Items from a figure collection
════════════════════

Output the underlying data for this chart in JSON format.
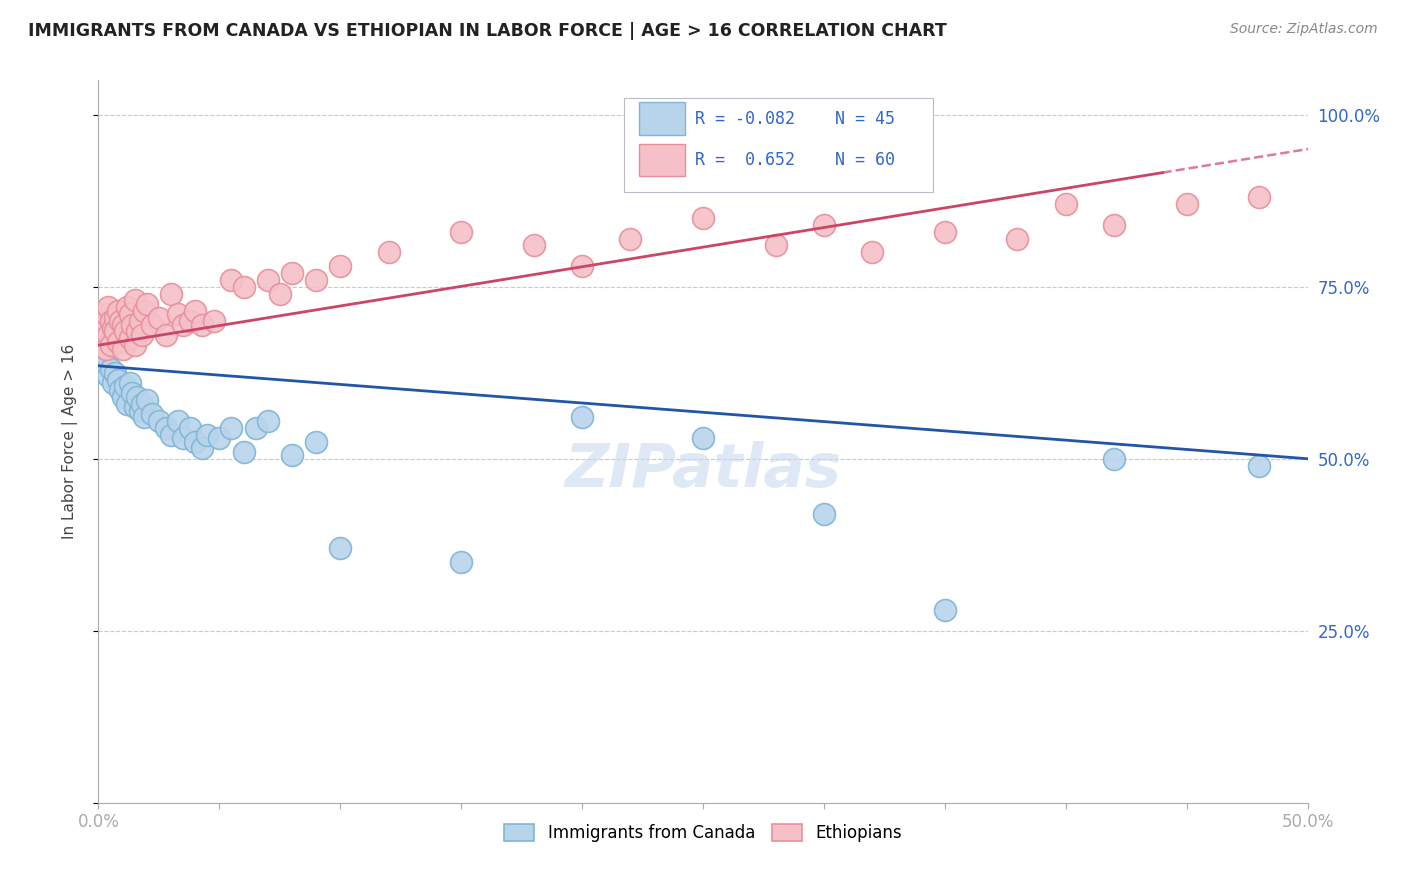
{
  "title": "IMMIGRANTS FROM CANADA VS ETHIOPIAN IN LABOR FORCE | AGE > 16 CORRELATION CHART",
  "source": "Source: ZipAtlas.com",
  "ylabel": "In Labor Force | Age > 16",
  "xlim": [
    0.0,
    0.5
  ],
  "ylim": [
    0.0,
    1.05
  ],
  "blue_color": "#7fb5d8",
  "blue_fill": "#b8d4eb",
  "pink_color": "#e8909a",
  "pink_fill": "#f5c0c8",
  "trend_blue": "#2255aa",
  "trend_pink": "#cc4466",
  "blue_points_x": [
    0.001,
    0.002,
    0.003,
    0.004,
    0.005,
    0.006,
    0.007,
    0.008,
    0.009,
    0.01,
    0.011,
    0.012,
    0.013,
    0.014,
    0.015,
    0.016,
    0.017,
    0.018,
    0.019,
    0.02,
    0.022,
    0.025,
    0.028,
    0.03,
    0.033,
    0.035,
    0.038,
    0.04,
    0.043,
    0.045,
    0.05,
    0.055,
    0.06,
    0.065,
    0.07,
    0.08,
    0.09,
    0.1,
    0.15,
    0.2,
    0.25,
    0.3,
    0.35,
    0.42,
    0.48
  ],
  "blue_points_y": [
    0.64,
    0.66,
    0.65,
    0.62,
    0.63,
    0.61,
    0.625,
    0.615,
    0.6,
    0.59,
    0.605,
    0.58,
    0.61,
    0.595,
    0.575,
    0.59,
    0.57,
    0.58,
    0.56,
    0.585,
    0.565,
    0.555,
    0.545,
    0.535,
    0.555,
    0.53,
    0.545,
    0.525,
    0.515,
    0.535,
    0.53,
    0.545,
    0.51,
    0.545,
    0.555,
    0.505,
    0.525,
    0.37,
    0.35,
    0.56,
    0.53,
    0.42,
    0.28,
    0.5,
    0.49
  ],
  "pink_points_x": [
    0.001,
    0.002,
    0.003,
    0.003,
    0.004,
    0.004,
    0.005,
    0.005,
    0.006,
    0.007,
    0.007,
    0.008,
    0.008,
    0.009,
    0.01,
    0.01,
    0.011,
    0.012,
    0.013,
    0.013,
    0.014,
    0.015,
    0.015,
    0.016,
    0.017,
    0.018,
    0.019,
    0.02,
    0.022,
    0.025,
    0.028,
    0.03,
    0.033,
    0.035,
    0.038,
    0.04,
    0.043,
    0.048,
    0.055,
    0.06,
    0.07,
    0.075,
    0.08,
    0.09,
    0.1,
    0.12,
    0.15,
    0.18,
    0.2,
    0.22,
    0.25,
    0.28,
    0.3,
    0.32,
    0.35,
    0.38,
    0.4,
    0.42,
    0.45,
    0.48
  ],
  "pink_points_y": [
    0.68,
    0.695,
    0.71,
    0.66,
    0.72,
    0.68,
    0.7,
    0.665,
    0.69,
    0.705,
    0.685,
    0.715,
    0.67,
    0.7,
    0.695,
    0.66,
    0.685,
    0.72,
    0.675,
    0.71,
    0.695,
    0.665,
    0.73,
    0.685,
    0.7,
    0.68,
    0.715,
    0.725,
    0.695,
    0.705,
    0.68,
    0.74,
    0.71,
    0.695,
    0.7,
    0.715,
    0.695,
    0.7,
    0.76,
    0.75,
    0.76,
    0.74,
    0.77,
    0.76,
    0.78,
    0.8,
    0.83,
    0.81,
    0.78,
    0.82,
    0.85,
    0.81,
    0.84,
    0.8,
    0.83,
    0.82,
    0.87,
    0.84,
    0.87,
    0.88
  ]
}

════════════════════

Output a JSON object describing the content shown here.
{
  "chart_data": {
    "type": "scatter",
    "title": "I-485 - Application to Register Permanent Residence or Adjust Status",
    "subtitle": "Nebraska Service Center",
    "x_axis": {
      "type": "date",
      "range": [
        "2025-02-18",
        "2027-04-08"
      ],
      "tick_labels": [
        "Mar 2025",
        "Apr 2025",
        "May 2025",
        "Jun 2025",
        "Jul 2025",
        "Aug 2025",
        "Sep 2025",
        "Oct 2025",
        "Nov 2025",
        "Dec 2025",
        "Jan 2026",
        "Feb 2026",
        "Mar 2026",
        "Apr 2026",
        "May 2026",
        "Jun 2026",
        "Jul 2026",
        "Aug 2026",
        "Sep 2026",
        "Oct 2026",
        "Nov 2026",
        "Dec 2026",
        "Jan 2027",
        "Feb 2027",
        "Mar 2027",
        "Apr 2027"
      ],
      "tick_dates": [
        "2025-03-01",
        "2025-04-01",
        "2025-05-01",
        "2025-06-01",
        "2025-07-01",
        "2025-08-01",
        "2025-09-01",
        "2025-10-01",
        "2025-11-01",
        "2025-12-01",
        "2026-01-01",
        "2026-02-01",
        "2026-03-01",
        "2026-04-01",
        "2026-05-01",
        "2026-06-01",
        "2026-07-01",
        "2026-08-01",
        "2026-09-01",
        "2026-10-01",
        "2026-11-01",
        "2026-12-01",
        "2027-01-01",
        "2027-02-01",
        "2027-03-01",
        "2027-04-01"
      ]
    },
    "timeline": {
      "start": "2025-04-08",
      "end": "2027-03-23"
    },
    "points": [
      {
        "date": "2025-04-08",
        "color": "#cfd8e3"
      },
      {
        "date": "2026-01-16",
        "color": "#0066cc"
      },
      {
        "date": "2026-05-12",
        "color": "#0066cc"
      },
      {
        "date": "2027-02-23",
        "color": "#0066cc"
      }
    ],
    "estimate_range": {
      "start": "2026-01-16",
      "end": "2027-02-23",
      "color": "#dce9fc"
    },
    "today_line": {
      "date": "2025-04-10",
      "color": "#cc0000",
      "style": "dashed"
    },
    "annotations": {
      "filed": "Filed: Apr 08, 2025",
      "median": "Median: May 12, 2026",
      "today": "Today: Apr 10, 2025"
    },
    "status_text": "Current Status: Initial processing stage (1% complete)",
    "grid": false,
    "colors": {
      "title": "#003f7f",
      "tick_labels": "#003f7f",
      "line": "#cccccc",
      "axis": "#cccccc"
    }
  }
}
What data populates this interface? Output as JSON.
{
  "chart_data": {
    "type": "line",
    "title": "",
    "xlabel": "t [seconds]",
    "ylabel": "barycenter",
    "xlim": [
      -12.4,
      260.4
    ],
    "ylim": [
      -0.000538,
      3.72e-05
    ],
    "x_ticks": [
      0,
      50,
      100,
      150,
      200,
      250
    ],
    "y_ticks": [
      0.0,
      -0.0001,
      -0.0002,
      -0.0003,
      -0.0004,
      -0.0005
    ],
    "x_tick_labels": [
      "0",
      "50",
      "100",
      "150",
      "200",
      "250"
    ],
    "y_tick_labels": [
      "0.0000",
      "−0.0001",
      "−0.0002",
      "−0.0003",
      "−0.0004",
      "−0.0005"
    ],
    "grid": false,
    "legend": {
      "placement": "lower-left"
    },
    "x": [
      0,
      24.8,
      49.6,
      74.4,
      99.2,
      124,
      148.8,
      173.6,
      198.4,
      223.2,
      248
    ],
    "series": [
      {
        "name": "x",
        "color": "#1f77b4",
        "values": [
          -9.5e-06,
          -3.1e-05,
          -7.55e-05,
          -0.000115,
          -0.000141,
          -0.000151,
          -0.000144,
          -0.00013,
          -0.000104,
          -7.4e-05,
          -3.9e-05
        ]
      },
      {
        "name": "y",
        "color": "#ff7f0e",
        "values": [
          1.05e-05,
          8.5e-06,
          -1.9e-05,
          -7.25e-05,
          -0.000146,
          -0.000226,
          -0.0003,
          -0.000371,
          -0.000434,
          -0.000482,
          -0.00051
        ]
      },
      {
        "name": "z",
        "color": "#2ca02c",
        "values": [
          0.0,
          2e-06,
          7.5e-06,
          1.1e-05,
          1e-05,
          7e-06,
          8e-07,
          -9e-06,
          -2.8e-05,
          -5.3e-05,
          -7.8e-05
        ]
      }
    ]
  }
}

════════════════════

Pull out all lines from the entries above in which the word "Output" appears.

Output the underlying data for this chart in JSON format.
Output a JSON object describing the content shown here.
What data populates this interface? Output as JSON.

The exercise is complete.